*Task to complete*. Look through the data below and say how many of its lines contain "Vương", adding nothing else.
* begin Material for the task *
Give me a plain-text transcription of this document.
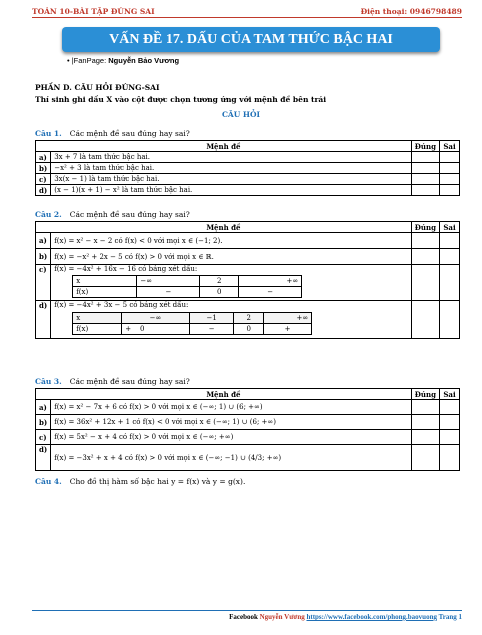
TOÁN 10-BÀI TẬP ĐÚNG SAI	Điện thoại: 0946798489
VẤN ĐỀ 17. DẤU CỦA TAM THỨC BẬC HAI
• |FanPage: Nguyễn Bảo Vương
PHẦN D. CÂU HỎI ĐÚNG-SAI
Thí sinh ghi dấu X vào cột được chọn tương ứng với mệnh đề bên trái
CÂU HỎI
Câu 1. Các mệnh đề sau đúng hay sai?
Mệnh đề		Đúng	Sai
a)	3x + 7 là tam thức bậc hai.		
b)	−x² + 3 là tam thức bậc hai.		
c)	3x(x − 1) là tam thức bậc hai.		
d)	(x − 1)(x + 1) − x² là tam thức bậc hai.		
Câu 2. Các mệnh đề sau đúng hay sai?
Mệnh đề	Đúng	Sai
a)	f(x) = x² − x − 2 có f(x) < 0 với mọi x ∈ (−1; 2).		
b)	f(x) = −x² + 2x − 5 có f(x) > 0 với mọi x ∈ ℝ.		
c)	f(x) = −4x² + 16x − 16 có bảng xét dấu:
x	−∞	2	+∞
f(x)	−	0	−

d)	f(x) = −4x² + 3x − 5 có bảng xét dấu:
x	−∞	−1	2	+∞
f(x)	+ 0	−	0	+

Câu 3. Các mệnh đề sau đúng hay sai?
Mệnh đề		Đúng	Sai
a)	f(x) = x² − 7x + 6 có f(x) > 0 với mọi x ∈ (−∞; 1) ∪ (6; +∞)		
b)	f(x) = 36x² + 12x + 1 có f(x) < 0 với mọi x ∈ (−∞; 1) ∪ (6; +∞)		
c)	f(x) = 5x² − x + 4 có f(x) > 0 với mọi x ∈ (−∞; +∞)		
d)	f(x) = −3x² + x + 4 có f(x) > 0 với mọi x ∈ (−∞; −1) ∪ (4/3; +∞)		
Câu 4. Cho đồ thị hàm số bậc hai y = f(x) và y = g(x).
Facebook Nguyễn Vương https://www.facebook.com/phong.baovuong Trang 1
* end Material for the task *
*Correct output*. 2